(Dataset items)
________________________________________

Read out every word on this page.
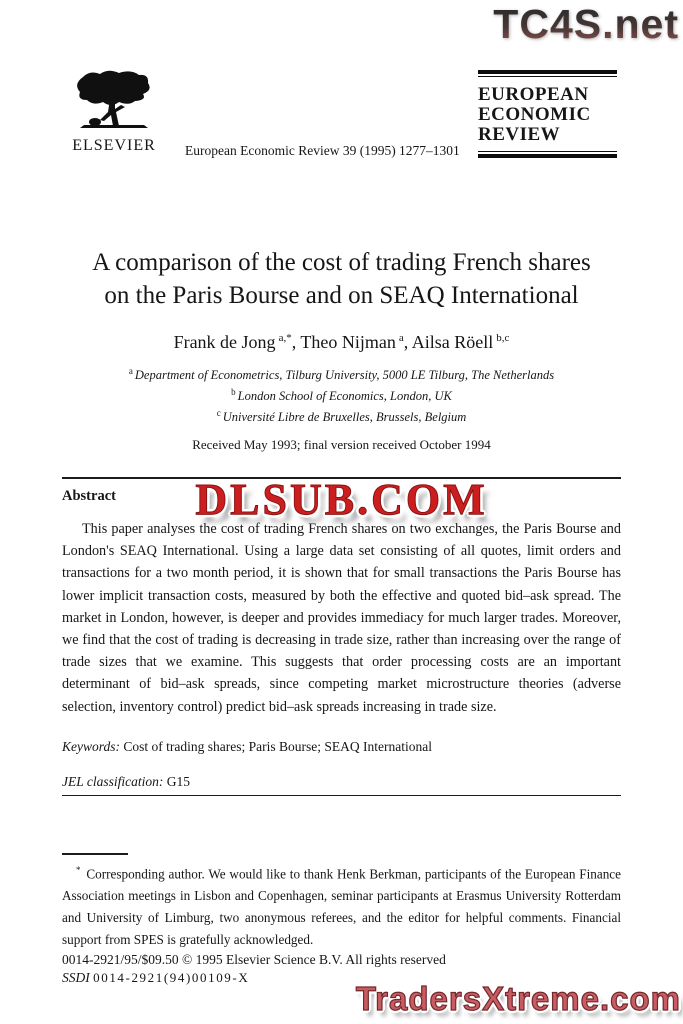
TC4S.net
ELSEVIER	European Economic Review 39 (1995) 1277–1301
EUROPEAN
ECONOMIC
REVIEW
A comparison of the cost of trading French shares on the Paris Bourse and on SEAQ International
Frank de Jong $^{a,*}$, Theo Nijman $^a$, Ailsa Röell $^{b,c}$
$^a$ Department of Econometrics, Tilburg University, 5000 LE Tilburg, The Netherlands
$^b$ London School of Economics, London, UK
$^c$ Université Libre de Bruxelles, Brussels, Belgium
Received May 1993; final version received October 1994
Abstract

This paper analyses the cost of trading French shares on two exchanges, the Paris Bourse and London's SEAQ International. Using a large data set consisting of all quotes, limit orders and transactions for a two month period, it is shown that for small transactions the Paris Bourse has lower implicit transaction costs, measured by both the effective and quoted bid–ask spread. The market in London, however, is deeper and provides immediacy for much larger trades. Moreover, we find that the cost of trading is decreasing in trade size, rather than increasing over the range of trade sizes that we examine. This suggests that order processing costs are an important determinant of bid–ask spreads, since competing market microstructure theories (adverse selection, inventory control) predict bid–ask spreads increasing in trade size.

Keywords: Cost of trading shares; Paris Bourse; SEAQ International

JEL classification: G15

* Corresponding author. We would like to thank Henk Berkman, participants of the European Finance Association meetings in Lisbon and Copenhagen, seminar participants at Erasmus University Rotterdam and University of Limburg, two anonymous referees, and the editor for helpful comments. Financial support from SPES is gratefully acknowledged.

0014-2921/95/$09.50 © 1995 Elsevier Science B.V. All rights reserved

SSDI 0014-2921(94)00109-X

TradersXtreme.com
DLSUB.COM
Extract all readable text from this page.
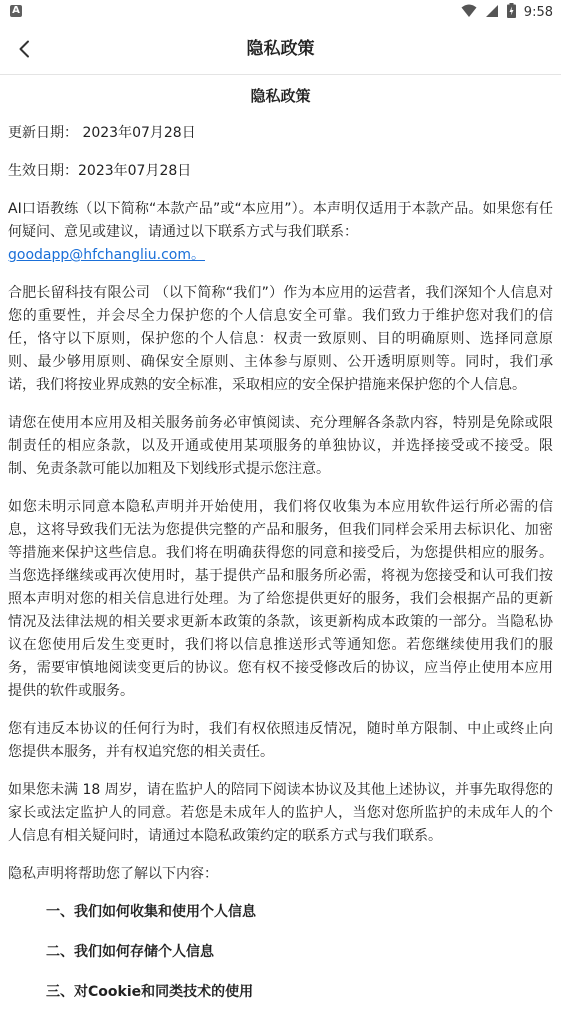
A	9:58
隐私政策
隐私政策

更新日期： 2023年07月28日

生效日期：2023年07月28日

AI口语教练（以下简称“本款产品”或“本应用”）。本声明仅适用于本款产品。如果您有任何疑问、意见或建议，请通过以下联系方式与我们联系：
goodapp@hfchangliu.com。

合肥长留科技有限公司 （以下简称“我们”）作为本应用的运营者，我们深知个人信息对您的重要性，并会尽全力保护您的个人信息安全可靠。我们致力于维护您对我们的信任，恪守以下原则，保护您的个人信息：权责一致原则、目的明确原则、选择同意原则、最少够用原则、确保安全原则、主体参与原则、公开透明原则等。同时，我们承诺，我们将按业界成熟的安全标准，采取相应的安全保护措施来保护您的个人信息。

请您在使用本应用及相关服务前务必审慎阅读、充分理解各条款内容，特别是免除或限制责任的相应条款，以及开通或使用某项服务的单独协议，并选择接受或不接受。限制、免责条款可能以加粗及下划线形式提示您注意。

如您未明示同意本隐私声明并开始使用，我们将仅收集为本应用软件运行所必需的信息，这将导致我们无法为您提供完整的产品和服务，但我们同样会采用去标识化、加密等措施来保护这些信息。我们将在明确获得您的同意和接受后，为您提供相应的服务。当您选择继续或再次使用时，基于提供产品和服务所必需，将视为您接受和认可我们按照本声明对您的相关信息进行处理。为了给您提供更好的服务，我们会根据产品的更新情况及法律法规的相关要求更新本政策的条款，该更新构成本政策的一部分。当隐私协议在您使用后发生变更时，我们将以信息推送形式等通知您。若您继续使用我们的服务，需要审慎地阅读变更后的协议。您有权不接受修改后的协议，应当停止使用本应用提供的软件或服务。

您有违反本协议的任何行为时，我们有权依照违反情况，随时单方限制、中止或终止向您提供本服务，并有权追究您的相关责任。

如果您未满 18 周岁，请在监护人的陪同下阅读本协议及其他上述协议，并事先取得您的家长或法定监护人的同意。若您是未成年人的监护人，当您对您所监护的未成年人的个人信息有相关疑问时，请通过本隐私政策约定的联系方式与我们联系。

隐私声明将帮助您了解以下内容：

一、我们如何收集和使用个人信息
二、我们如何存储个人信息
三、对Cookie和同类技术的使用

________________________________________

Task instructions: Output the data above without changes, apart from leaving out the pictures.

Reply to the exercise:
Read out every word on this page.
TC4S.net
ELSEVIER	European Economic Review 39 (1995) 1277–1301
EUROPEAN
ECONOMIC
REVIEW
A comparison of the cost of trading French shares on the Paris Bourse and on SEAQ International
Frank de Jong $^{a,*}$, Theo Nijman $^a$, Ailsa Röell $^{b,c}$
$^a$ Department of Econometrics, Tilburg University, 5000 LE Tilburg, The Netherlands
$^b$ London School of Economics, London, UK
$^c$ Université Libre de Bruxelles, Brussels, Belgium
Received May 1993; final version received October 1994
Abstract

This paper analyses the cost of trading French shares on two exchanges, the Paris Bourse and London's SEAQ International. Using a large data set consisting of all quotes, limit orders and transactions for a two month period, it is shown that for small transactions the Paris Bourse has lower implicit transaction costs, measured by both the effective and quoted bid–ask spread. The market in London, however, is deeper and provides immediacy for much larger trades. Moreover, we find that the cost of trading is decreasing in trade size, rather than increasing over the range of trade sizes that we examine. This suggests that order processing costs are an important determinant of bid–ask spreads, since competing market microstructure theories (adverse selection, inventory control) predict bid–ask spreads increasing in trade size.

Keywords: Cost of trading shares; Paris Bourse; SEAQ International

JEL classification: G15

* Corresponding author. We would like to thank Henk Berkman, participants of the European Finance Association meetings in Lisbon and Copenhagen, seminar participants at Erasmus University Rotterdam and University of Limburg, two anonymous referees, and the editor for helpful comments. Financial support from SPES is gratefully acknowledged.

0014-2921/95/$09.50 © 1995 Elsevier Science B.V. All rights reserved

SSDI 0014-2921(94)00109-X

TradersXtreme.com
DLSUB.COM
Extract all readable text from this page.
A	9:58
隐私政策
隐私政策

更新日期： 2023年07月28日

生效日期：2023年07月28日

AI口语教练（以下简称“本款产品”或“本应用”）。本声明仅适用于本款产品。如果您有任何疑问、意见或建议，请通过以下联系方式与我们联系：
goodapp@hfchangliu.com。

合肥长留科技有限公司 （以下简称“我们”）作为本应用的运营者，我们深知个人信息对您的重要性，并会尽全力保护您的个人信息安全可靠。我们致力于维护您对我们的信任，恪守以下原则，保护您的个人信息：权责一致原则、目的明确原则、选择同意原则、最少够用原则、确保安全原则、主体参与原则、公开透明原则等。同时，我们承诺，我们将按业界成熟的安全标准，采取相应的安全保护措施来保护您的个人信息。

请您在使用本应用及相关服务前务必审慎阅读、充分理解各条款内容，特别是免除或限制责任的相应条款，以及开通或使用某项服务的单独协议，并选择接受或不接受。限制、免责条款可能以加粗及下划线形式提示您注意。

如您未明示同意本隐私声明并开始使用，我们将仅收集为本应用软件运行所必需的信息，这将导致我们无法为您提供完整的产品和服务，但我们同样会采用去标识化、加密等措施来保护这些信息。我们将在明确获得您的同意和接受后，为您提供相应的服务。当您选择继续或再次使用时，基于提供产品和服务所必需，将视为您接受和认可我们按照本声明对您的相关信息进行处理。为了给您提供更好的服务，我们会根据产品的更新情况及法律法规的相关要求更新本政策的条款，该更新构成本政策的一部分。当隐私协议在您使用后发生变更时，我们将以信息推送形式等通知您。若您继续使用我们的服务，需要审慎地阅读变更后的协议。您有权不接受修改后的协议，应当停止使用本应用提供的软件或服务。

您有违反本协议的任何行为时，我们有权依照违反情况，随时单方限制、中止或终止向您提供本服务，并有权追究您的相关责任。

如果您未满 18 周岁，请在监护人的陪同下阅读本协议及其他上述协议，并事先取得您的家长或法定监护人的同意。若您是未成年人的监护人，当您对您所监护的未成年人的个人信息有相关疑问时，请通过本隐私政策约定的联系方式与我们联系。

隐私声明将帮助您了解以下内容：

一、我们如何收集和使用个人信息
二、我们如何存储个人信息
三、对Cookie和同类技术的使用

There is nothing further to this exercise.